** start of Supplied information **
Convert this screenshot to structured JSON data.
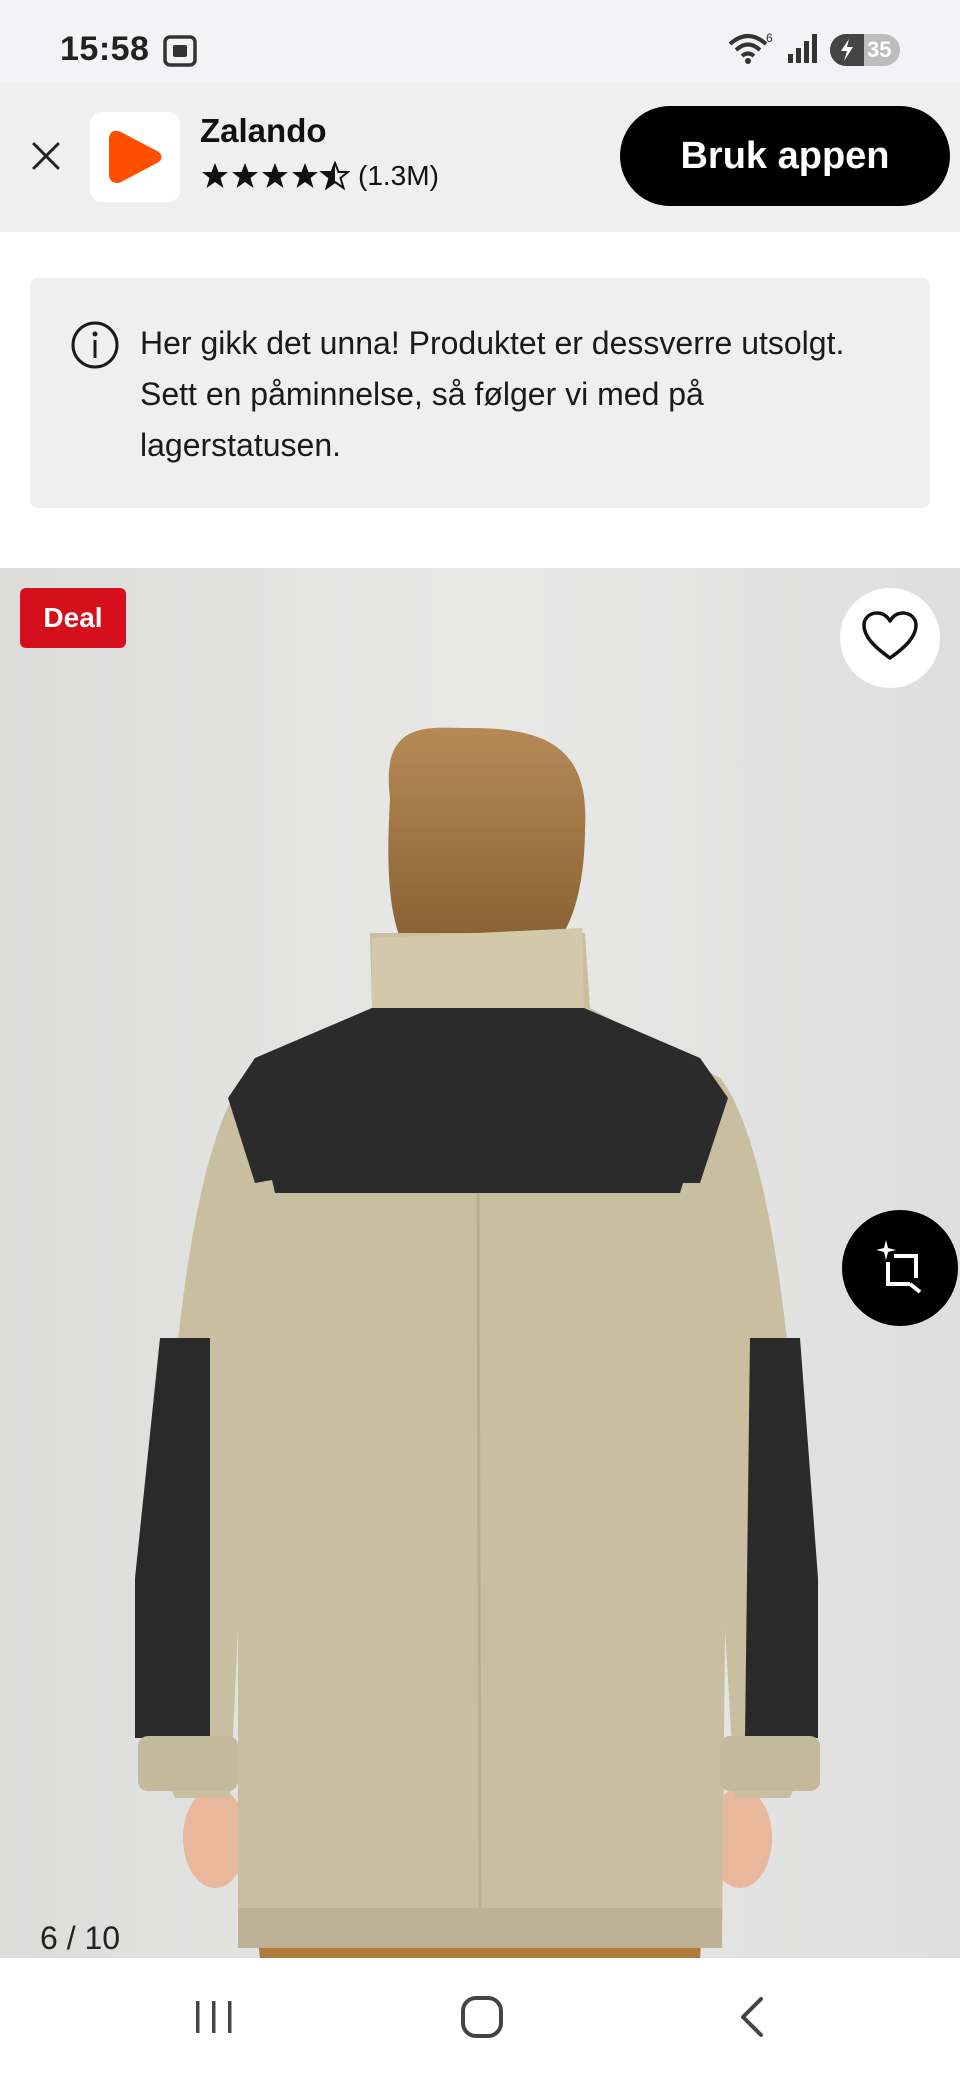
{
  "status_bar": {
    "time": "15:58",
    "battery_percent": "35",
    "wifi_badge": "6"
  },
  "app_banner": {
    "app_name": "Zalando",
    "rating_stars": 4.5,
    "rating_count": "(1.3M)",
    "open_app_label": "Bruk appen",
    "brand_color": "#ff4e00"
  },
  "notice": {
    "text": "Her gikk det unna! Produktet er dessverre utsolgt. Sett en påminnelse, så følger vi med på lagerstatusen."
  },
  "gallery": {
    "badge_label": "Deal",
    "badge_color": "#d50f1c",
    "counter": "6 / 10",
    "current_image": 6,
    "total_images": 10
  },
  "icons": {
    "close": "close-icon",
    "info": "info-icon",
    "wishlist": "heart-icon",
    "try_on": "sparkle-crop-icon"
  }
}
** end of Supplied information **
Exercise requirements:
The material above holds pictures; copy everything else in it exactly.

Exercise output:
Convert this screenshot to structured JSON data.
{
  "status_bar": {
    "time": "15:58",
    "battery_percent": "35",
    "wifi_badge": "6"
  },
  "app_banner": {
    "app_name": "Zalando",
    "rating_stars": 4.5,
    "rating_count": "(1.3M)",
    "open_app_label": "Bruk appen",
    "brand_color": "#ff4e00"
  },
  "notice": {
    "text": "Her gikk det unna! Produktet er dessverre utsolgt. Sett en påminnelse, så følger vi med på lagerstatusen."
  },
  "gallery": {
    "badge_label": "Deal",
    "badge_color": "#d50f1c",
    "counter": "6 / 10",
    "current_image": 6,
    "total_images": 10
  },
  "icons": {
    "close": "close-icon",
    "info": "info-icon",
    "wishlist": "heart-icon",
    "try_on": "sparkle-crop-icon"
  }
}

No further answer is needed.